▶ **Set exercise**: Return each line holding the string "desztillált".

**** The records ****

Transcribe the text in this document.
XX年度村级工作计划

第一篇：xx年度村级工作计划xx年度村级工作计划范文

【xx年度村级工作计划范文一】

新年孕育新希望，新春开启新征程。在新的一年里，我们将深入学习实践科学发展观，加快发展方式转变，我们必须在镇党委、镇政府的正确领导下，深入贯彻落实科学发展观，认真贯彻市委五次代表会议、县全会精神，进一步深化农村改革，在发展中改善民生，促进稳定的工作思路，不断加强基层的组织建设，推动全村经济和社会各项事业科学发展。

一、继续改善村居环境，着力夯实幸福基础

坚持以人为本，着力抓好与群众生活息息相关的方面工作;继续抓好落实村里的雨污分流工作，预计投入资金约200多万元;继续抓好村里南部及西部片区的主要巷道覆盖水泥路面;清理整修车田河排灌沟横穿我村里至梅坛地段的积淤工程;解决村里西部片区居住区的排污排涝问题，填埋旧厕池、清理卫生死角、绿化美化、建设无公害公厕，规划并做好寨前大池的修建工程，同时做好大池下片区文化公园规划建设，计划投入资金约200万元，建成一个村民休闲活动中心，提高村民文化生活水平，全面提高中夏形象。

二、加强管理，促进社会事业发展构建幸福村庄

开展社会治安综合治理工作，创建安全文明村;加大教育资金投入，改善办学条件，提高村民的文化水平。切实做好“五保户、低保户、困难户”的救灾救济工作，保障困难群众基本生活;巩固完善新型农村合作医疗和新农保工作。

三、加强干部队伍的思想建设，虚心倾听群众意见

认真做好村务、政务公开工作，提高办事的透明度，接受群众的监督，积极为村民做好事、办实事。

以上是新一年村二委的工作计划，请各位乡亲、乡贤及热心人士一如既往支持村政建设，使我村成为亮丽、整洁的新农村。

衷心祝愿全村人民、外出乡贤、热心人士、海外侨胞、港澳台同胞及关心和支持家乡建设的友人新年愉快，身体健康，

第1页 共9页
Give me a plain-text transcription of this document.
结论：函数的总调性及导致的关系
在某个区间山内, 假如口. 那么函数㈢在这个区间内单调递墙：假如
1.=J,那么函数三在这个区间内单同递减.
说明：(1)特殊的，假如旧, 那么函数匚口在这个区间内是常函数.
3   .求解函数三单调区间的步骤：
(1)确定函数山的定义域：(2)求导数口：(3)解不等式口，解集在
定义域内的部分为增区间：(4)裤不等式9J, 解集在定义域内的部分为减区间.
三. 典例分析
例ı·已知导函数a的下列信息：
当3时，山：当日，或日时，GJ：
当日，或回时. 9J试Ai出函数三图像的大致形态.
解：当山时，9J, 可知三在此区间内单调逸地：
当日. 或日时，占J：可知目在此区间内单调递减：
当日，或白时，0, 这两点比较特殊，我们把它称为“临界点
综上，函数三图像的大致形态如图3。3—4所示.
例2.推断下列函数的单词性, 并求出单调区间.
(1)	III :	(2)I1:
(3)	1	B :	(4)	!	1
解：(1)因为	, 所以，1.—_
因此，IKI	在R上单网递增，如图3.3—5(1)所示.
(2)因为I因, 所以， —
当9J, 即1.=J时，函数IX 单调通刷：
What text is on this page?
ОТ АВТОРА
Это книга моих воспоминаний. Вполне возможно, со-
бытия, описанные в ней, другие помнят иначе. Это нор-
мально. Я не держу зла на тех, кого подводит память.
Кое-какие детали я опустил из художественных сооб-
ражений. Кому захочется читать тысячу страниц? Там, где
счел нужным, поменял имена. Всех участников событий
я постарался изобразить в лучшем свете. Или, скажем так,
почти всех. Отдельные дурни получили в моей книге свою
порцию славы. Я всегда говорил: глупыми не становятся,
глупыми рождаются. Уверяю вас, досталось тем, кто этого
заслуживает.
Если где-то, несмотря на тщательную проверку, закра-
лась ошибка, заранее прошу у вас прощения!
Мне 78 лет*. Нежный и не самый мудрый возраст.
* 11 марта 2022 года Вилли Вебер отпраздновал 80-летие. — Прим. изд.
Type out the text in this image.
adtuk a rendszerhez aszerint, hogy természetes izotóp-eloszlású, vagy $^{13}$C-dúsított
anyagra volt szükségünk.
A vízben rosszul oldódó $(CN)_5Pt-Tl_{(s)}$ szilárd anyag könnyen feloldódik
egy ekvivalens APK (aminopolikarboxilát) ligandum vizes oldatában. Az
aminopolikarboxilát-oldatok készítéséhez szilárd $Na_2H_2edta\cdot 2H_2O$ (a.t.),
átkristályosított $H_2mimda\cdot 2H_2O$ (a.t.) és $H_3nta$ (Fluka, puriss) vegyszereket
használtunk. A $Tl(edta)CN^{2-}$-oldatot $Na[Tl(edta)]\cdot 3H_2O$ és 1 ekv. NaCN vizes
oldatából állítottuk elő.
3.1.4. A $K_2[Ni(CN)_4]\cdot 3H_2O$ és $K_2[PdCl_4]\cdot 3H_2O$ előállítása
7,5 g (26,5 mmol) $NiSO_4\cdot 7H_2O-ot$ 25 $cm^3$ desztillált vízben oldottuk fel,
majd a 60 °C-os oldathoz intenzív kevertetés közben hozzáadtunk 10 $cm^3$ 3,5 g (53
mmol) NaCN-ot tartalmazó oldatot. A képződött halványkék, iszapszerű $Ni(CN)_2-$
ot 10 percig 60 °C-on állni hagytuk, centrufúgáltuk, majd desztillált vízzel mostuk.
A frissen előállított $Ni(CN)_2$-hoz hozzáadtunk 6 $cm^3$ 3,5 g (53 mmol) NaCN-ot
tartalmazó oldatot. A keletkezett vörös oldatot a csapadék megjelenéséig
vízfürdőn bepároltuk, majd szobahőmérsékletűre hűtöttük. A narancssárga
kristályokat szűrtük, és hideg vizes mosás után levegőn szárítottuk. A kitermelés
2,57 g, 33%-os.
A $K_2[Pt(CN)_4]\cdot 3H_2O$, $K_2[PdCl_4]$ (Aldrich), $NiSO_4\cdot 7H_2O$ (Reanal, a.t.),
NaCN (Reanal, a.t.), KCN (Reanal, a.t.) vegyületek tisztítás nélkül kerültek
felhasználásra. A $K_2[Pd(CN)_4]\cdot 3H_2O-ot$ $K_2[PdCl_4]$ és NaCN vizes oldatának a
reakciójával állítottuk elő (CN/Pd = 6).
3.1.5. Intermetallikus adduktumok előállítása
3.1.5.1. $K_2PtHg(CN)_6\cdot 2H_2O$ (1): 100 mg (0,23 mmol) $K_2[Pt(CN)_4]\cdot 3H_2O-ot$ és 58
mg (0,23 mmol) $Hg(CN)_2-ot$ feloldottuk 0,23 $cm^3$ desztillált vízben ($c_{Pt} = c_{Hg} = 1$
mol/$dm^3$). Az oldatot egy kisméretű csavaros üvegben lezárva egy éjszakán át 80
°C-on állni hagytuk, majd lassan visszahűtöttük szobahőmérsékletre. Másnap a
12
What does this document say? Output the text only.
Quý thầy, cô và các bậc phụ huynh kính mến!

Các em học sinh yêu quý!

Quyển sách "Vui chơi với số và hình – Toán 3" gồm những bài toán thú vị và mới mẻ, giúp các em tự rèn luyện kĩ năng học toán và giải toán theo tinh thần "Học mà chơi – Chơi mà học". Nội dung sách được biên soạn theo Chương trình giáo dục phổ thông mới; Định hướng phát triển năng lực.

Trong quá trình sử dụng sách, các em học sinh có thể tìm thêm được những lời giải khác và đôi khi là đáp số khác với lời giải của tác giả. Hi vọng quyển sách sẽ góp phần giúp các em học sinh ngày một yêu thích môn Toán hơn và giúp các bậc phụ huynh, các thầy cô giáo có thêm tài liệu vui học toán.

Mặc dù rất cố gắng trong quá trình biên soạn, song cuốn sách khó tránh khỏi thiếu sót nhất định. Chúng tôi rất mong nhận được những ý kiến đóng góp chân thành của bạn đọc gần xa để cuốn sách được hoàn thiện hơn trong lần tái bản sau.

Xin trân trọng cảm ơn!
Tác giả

****

▶ **Task answer**:
7,5 g (26,5 mmol) $NiSO_4\cdot 7H_2O-ot$ 25 $cm^3$ desztillált vízben oldottuk fel,
ot 10 percig 60 °C-on állni hagytuk, centrufúgáltuk, majd desztillált vízzel mostuk.
mg (0,23 mmol) $Hg(CN)_2-ot$ feloldottuk 0,23 $cm^3$ desztillált vízben ($c_{Pt} = c_{Hg} = 1$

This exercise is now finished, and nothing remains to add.